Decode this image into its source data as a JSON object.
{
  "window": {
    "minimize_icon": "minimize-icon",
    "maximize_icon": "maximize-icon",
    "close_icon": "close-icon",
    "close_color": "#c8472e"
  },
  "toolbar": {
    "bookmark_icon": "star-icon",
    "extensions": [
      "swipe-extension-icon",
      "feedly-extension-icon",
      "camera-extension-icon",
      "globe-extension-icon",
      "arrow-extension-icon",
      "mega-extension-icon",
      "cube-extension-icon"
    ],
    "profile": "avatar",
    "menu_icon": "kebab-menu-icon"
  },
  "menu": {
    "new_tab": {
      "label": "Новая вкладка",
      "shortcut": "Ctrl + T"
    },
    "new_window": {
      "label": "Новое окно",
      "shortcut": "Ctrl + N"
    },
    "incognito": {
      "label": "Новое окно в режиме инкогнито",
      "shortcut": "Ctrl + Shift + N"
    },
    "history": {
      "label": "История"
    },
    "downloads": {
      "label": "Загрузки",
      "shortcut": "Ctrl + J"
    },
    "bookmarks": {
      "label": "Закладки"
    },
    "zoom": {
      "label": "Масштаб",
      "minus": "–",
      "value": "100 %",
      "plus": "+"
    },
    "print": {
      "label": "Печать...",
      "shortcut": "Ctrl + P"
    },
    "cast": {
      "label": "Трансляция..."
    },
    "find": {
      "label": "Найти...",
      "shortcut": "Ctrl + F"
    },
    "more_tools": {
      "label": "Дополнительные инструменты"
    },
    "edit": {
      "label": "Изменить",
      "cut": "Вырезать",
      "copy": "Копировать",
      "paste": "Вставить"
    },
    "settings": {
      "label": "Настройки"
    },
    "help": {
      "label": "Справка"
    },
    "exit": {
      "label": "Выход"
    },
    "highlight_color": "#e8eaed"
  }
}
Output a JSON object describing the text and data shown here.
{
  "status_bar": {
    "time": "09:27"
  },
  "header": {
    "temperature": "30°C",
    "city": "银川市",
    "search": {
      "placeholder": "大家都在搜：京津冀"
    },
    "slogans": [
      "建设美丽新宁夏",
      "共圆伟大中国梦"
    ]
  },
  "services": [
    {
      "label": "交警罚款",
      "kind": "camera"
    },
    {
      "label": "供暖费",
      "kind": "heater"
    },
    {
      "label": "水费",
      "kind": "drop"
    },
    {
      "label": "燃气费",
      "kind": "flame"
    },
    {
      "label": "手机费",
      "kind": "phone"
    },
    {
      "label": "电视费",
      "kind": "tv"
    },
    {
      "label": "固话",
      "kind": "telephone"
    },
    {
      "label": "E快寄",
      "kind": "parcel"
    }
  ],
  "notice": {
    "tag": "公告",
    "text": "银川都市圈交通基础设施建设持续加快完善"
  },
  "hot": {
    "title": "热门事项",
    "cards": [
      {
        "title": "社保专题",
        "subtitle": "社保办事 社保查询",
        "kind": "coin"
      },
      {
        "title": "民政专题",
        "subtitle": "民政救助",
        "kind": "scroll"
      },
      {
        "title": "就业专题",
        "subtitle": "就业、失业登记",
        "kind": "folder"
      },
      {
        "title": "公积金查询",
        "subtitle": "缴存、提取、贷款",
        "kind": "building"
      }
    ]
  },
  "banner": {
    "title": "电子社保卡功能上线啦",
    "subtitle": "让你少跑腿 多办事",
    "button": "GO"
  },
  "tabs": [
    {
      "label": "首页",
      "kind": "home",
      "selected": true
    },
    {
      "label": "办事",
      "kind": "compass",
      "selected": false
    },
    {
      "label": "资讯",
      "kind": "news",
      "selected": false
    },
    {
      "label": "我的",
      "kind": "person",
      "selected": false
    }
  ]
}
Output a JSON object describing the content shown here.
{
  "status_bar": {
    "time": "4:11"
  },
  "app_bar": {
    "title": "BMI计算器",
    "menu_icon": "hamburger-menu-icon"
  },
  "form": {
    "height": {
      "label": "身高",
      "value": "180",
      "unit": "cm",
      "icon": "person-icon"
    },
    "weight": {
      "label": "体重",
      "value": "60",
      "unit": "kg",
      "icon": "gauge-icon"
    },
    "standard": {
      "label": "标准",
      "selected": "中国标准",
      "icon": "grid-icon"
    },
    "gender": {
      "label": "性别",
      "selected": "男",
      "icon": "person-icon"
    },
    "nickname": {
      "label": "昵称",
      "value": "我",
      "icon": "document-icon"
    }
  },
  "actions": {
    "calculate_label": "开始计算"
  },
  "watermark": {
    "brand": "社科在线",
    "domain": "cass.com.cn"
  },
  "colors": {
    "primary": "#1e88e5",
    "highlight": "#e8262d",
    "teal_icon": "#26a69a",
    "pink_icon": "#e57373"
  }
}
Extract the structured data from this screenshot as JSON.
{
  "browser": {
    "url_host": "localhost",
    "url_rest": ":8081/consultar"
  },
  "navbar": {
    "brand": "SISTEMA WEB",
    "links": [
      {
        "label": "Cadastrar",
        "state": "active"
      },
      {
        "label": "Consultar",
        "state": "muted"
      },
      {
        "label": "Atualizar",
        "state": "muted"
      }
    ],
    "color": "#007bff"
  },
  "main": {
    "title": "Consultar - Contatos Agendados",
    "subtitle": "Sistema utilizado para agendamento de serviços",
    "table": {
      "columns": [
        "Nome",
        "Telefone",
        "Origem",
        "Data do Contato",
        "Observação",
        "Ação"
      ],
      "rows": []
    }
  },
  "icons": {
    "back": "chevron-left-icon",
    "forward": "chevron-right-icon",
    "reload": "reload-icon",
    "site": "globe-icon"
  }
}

== Set exercise ==
Reproduce every record, matching each line exactly.

== Full answer ==
Decode this image into its source data as a JSON object.
{
  "window": {
    "minimize_icon": "minimize-icon",
    "maximize_icon": "maximize-icon",
    "close_icon": "close-icon",
    "close_color": "#c8472e"
  },
  "toolbar": {
    "bookmark_icon": "star-icon",
    "extensions": [
      "swipe-extension-icon",
      "feedly-extension-icon",
      "camera-extension-icon",
      "globe-extension-icon",
      "arrow-extension-icon",
      "mega-extension-icon",
      "cube-extension-icon"
    ],
    "profile": "avatar",
    "menu_icon": "kebab-menu-icon"
  },
  "menu": {
    "new_tab": {
      "label": "Новая вкладка",
      "shortcut": "Ctrl + T"
    },
    "new_window": {
      "label": "Новое окно",
      "shortcut": "Ctrl + N"
    },
    "incognito": {
      "label": "Новое окно в режиме инкогнито",
      "shortcut": "Ctrl + Shift + N"
    },
    "history": {
      "label": "История"
    },
    "downloads": {
      "label": "Загрузки",
      "shortcut": "Ctrl + J"
    },
    "bookmarks": {
      "label": "Закладки"
    },
    "zoom": {
      "label": "Масштаб",
      "minus": "–",
      "value": "100 %",
      "plus": "+"
    },
    "print": {
      "label": "Печать...",
      "shortcut": "Ctrl + P"
    },
    "cast": {
      "label": "Трансляция..."
    },
    "find": {
      "label": "Найти...",
      "shortcut": "Ctrl + F"
    },
    "more_tools": {
      "label": "Дополнительные инструменты"
    },
    "edit": {
      "label": "Изменить",
      "cut": "Вырезать",
      "copy": "Копировать",
      "paste": "Вставить"
    },
    "settings": {
      "label": "Настройки"
    },
    "help": {
      "label": "Справка"
    },
    "exit": {
      "label": "Выход"
    },
    "highlight_color": "#e8eaed"
  }
}
Output a JSON object describing the text and data shown here.
{
  "status_bar": {
    "time": "09:27"
  },
  "header": {
    "temperature": "30°C",
    "city": "银川市",
    "search": {
      "placeholder": "大家都在搜：京津冀"
    },
    "slogans": [
      "建设美丽新宁夏",
      "共圆伟大中国梦"
    ]
  },
  "services": [
    {
      "label": "交警罚款",
      "kind": "camera"
    },
    {
      "label": "供暖费",
      "kind": "heater"
    },
    {
      "label": "水费",
      "kind": "drop"
    },
    {
      "label": "燃气费",
      "kind": "flame"
    },
    {
      "label": "手机费",
      "kind": "phone"
    },
    {
      "label": "电视费",
      "kind": "tv"
    },
    {
      "label": "固话",
      "kind": "telephone"
    },
    {
      "label": "E快寄",
      "kind": "parcel"
    }
  ],
  "notice": {
    "tag": "公告",
    "text": "银川都市圈交通基础设施建设持续加快完善"
  },
  "hot": {
    "title": "热门事项",
    "cards": [
      {
        "title": "社保专题",
        "subtitle": "社保办事 社保查询",
        "kind": "coin"
      },
      {
        "title": "民政专题",
        "subtitle": "民政救助",
        "kind": "scroll"
      },
      {
        "title": "就业专题",
        "subtitle": "就业、失业登记",
        "kind": "folder"
      },
      {
        "title": "公积金查询",
        "subtitle": "缴存、提取、贷款",
        "kind": "building"
      }
    ]
  },
  "banner": {
    "title": "电子社保卡功能上线啦",
    "subtitle": "让你少跑腿 多办事",
    "button": "GO"
  },
  "tabs": [
    {
      "label": "首页",
      "kind": "home",
      "selected": true
    },
    {
      "label": "办事",
      "kind": "compass",
      "selected": false
    },
    {
      "label": "资讯",
      "kind": "news",
      "selected": false
    },
    {
      "label": "我的",
      "kind": "person",
      "selected": false
    }
  ]
}
Output a JSON object describing the content shown here.
{
  "status_bar": {
    "time": "4:11"
  },
  "app_bar": {
    "title": "BMI计算器",
    "menu_icon": "hamburger-menu-icon"
  },
  "form": {
    "height": {
      "label": "身高",
      "value": "180",
      "unit": "cm",
      "icon": "person-icon"
    },
    "weight": {
      "label": "体重",
      "value": "60",
      "unit": "kg",
      "icon": "gauge-icon"
    },
    "standard": {
      "label": "标准",
      "selected": "中国标准",
      "icon": "grid-icon"
    },
    "gender": {
      "label": "性别",
      "selected": "男",
      "icon": "person-icon"
    },
    "nickname": {
      "label": "昵称",
      "value": "我",
      "icon": "document-icon"
    }
  },
  "actions": {
    "calculate_label": "开始计算"
  },
  "watermark": {
    "brand": "社科在线",
    "domain": "cass.com.cn"
  },
  "colors": {
    "primary": "#1e88e5",
    "highlight": "#e8262d",
    "teal_icon": "#26a69a",
    "pink_icon": "#e57373"
  }
}
Extract the structured data from this screenshot as JSON.
{
  "browser": {
    "url_host": "localhost",
    "url_rest": ":8081/consultar"
  },
  "navbar": {
    "brand": "SISTEMA WEB",
    "links": [
      {
        "label": "Cadastrar",
        "state": "active"
      },
      {
        "label": "Consultar",
        "state": "muted"
      },
      {
        "label": "Atualizar",
        "state": "muted"
      }
    ],
    "color": "#007bff"
  },
  "main": {
    "title": "Consultar - Contatos Agendados",
    "subtitle": "Sistema utilizado para agendamento de serviços",
    "table": {
      "columns": [
        "Nome",
        "Telefone",
        "Origem",
        "Data do Contato",
        "Observação",
        "Ação"
      ],
      "rows": []
    }
  },
  "icons": {
    "back": "chevron-left-icon",
    "forward": "chevron-right-icon",
    "reload": "reload-icon",
    "site": "globe-icon"
  }
}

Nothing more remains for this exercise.